-- Exercise task --
All of the records below should be output exactly.

-- Raw records --
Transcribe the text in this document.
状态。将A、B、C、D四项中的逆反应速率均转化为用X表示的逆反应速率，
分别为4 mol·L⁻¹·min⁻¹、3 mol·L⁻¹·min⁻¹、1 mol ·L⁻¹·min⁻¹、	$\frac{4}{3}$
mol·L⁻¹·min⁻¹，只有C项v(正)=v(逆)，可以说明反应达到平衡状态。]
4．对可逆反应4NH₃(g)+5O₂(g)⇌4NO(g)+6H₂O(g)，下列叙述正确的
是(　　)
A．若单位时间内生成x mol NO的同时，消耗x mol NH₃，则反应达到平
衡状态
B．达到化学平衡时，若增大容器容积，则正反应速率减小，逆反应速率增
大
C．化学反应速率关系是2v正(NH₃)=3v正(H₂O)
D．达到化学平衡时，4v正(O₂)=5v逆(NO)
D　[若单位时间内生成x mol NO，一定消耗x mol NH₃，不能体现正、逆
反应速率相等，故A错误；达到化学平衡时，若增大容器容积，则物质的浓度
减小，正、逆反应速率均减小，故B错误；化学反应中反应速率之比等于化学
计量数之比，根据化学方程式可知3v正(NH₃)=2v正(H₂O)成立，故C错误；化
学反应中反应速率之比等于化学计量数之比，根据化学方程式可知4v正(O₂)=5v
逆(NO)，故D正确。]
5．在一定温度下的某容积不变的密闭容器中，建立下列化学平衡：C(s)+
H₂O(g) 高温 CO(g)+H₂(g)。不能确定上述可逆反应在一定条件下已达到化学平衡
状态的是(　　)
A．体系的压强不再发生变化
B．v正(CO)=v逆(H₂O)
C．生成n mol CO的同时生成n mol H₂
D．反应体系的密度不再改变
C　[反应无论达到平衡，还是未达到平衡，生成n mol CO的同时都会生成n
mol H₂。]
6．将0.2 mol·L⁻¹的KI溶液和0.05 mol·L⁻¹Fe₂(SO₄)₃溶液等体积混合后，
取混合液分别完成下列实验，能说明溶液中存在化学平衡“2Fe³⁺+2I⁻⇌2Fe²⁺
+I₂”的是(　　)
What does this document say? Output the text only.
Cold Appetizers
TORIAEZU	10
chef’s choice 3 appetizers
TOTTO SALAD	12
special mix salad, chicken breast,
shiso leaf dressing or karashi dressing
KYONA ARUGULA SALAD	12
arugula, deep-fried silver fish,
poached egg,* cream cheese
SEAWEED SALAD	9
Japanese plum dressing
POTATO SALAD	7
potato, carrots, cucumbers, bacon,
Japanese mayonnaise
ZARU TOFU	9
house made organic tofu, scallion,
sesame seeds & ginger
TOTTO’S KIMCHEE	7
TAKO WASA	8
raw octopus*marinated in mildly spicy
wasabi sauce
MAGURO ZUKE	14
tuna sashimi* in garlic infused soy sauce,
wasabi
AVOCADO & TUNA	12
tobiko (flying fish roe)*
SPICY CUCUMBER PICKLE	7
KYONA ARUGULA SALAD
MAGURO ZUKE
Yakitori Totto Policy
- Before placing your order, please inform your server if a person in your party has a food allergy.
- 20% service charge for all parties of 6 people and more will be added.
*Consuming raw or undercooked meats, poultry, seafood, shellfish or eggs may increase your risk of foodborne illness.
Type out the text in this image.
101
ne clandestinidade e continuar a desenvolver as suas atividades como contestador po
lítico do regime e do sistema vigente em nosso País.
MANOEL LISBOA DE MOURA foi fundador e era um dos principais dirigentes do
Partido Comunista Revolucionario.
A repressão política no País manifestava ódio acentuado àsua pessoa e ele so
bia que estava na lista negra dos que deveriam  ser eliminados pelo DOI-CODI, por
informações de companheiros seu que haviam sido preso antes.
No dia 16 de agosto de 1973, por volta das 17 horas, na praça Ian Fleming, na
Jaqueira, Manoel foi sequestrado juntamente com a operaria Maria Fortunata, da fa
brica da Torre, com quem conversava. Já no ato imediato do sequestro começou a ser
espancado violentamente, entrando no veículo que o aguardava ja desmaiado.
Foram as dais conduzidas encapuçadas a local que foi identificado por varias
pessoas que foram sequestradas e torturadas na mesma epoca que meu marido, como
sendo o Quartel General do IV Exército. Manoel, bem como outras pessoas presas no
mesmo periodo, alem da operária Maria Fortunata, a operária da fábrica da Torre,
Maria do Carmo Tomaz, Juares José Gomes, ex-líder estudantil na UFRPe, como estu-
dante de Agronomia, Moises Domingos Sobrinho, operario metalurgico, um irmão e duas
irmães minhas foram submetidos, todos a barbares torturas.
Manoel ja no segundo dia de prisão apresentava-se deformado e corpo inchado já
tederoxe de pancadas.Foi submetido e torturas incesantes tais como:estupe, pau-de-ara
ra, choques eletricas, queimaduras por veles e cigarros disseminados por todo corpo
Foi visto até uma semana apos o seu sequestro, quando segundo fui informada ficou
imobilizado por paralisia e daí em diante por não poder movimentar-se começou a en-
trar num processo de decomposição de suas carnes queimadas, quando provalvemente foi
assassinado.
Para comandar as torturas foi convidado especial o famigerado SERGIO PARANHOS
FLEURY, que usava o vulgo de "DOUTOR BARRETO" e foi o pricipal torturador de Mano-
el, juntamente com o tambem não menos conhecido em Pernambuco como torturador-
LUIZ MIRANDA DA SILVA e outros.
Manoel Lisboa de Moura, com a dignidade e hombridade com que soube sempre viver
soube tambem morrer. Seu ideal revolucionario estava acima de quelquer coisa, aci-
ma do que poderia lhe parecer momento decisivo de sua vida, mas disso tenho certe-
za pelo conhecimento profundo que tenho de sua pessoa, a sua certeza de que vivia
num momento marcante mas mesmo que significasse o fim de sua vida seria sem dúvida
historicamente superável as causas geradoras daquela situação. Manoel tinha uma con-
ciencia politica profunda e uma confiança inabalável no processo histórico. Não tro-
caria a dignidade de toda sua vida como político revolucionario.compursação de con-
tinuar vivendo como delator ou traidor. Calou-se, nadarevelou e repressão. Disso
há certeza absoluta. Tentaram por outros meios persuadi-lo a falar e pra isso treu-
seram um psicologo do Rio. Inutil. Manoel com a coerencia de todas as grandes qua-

-- Final answer --
Transcribe the text in this document.
状态。将A、B、C、D四项中的逆反应速率均转化为用X表示的逆反应速率，
分别为4 mol·L⁻¹·min⁻¹、3 mol·L⁻¹·min⁻¹、1 mol ·L⁻¹·min⁻¹、	$\frac{4}{3}$
mol·L⁻¹·min⁻¹，只有C项v(正)=v(逆)，可以说明反应达到平衡状态。]
4．对可逆反应4NH₃(g)+5O₂(g)⇌4NO(g)+6H₂O(g)，下列叙述正确的
是(　　)
A．若单位时间内生成x mol NO的同时，消耗x mol NH₃，则反应达到平
衡状态
B．达到化学平衡时，若增大容器容积，则正反应速率减小，逆反应速率增
大
C．化学反应速率关系是2v正(NH₃)=3v正(H₂O)
D．达到化学平衡时，4v正(O₂)=5v逆(NO)
D　[若单位时间内生成x mol NO，一定消耗x mol NH₃，不能体现正、逆
反应速率相等，故A错误；达到化学平衡时，若增大容器容积，则物质的浓度
减小，正、逆反应速率均减小，故B错误；化学反应中反应速率之比等于化学
计量数之比，根据化学方程式可知3v正(NH₃)=2v正(H₂O)成立，故C错误；化
学反应中反应速率之比等于化学计量数之比，根据化学方程式可知4v正(O₂)=5v
逆(NO)，故D正确。]
5．在一定温度下的某容积不变的密闭容器中，建立下列化学平衡：C(s)+
H₂O(g) 高温 CO(g)+H₂(g)。不能确定上述可逆反应在一定条件下已达到化学平衡
状态的是(　　)
A．体系的压强不再发生变化
B．v正(CO)=v逆(H₂O)
C．生成n mol CO的同时生成n mol H₂
D．反应体系的密度不再改变
C　[反应无论达到平衡，还是未达到平衡，生成n mol CO的同时都会生成n
mol H₂。]
6．将0.2 mol·L⁻¹的KI溶液和0.05 mol·L⁻¹Fe₂(SO₄)₃溶液等体积混合后，
取混合液分别完成下列实验，能说明溶液中存在化学平衡“2Fe³⁺+2I⁻⇌2Fe²⁺
+I₂”的是(　　)
What does this document say? Output the text only.
Cold Appetizers
TORIAEZU	10
chef’s choice 3 appetizers
TOTTO SALAD	12
special mix salad, chicken breast,
shiso leaf dressing or karashi dressing
KYONA ARUGULA SALAD	12
arugula, deep-fried silver fish,
poached egg,* cream cheese
SEAWEED SALAD	9
Japanese plum dressing
POTATO SALAD	7
potato, carrots, cucumbers, bacon,
Japanese mayonnaise
ZARU TOFU	9
house made organic tofu, scallion,
sesame seeds & ginger
TOTTO’S KIMCHEE	7
TAKO WASA	8
raw octopus*marinated in mildly spicy
wasabi sauce
MAGURO ZUKE	14
tuna sashimi* in garlic infused soy sauce,
wasabi
AVOCADO & TUNA	12
tobiko (flying fish roe)*
SPICY CUCUMBER PICKLE	7
KYONA ARUGULA SALAD
MAGURO ZUKE
Yakitori Totto Policy
- Before placing your order, please inform your server if a person in your party has a food allergy.
- 20% service charge for all parties of 6 people and more will be added.
*Consuming raw or undercooked meats, poultry, seafood, shellfish or eggs may increase your risk of foodborne illness.
Type out the text in this image.
101
ne clandestinidade e continuar a desenvolver as suas atividades como contestador po
lítico do regime e do sistema vigente em nosso País.
MANOEL LISBOA DE MOURA foi fundador e era um dos principais dirigentes do
Partido Comunista Revolucionario.
A repressão política no País manifestava ódio acentuado àsua pessoa e ele so
bia que estava na lista negra dos que deveriam  ser eliminados pelo DOI-CODI, por
informações de companheiros seu que haviam sido preso antes.
No dia 16 de agosto de 1973, por volta das 17 horas, na praça Ian Fleming, na
Jaqueira, Manoel foi sequestrado juntamente com a operaria Maria Fortunata, da fa
brica da Torre, com quem conversava. Já no ato imediato do sequestro começou a ser
espancado violentamente, entrando no veículo que o aguardava ja desmaiado.
Foram as dais conduzidas encapuçadas a local que foi identificado por varias
pessoas que foram sequestradas e torturadas na mesma epoca que meu marido, como
sendo o Quartel General do IV Exército. Manoel, bem como outras pessoas presas no
mesmo periodo, alem da operária Maria Fortunata, a operária da fábrica da Torre,
Maria do Carmo Tomaz, Juares José Gomes, ex-líder estudantil na UFRPe, como estu-
dante de Agronomia, Moises Domingos Sobrinho, operario metalurgico, um irmão e duas
irmães minhas foram submetidos, todos a barbares torturas.
Manoel ja no segundo dia de prisão apresentava-se deformado e corpo inchado já
tederoxe de pancadas.Foi submetido e torturas incesantes tais como:estupe, pau-de-ara
ra, choques eletricas, queimaduras por veles e cigarros disseminados por todo corpo
Foi visto até uma semana apos o seu sequestro, quando segundo fui informada ficou
imobilizado por paralisia e daí em diante por não poder movimentar-se começou a en-
trar num processo de decomposição de suas carnes queimadas, quando provalvemente foi
assassinado.
Para comandar as torturas foi convidado especial o famigerado SERGIO PARANHOS
FLEURY, que usava o vulgo de "DOUTOR BARRETO" e foi o pricipal torturador de Mano-
el, juntamente com o tambem não menos conhecido em Pernambuco como torturador-
LUIZ MIRANDA DA SILVA e outros.
Manoel Lisboa de Moura, com a dignidade e hombridade com que soube sempre viver
soube tambem morrer. Seu ideal revolucionario estava acima de quelquer coisa, aci-
ma do que poderia lhe parecer momento decisivo de sua vida, mas disso tenho certe-
za pelo conhecimento profundo que tenho de sua pessoa, a sua certeza de que vivia
num momento marcante mas mesmo que significasse o fim de sua vida seria sem dúvida
historicamente superável as causas geradoras daquela situação. Manoel tinha uma con-
ciencia politica profunda e uma confiança inabalável no processo histórico. Não tro-
caria a dignidade de toda sua vida como político revolucionario.compursação de con-
tinuar vivendo como delator ou traidor. Calou-se, nadarevelou e repressão. Disso
há certeza absoluta. Tentaram por outros meios persuadi-lo a falar e pra isso treu-
seram um psicologo do Rio. Inutil. Manoel com a coerencia de todas as grandes qua-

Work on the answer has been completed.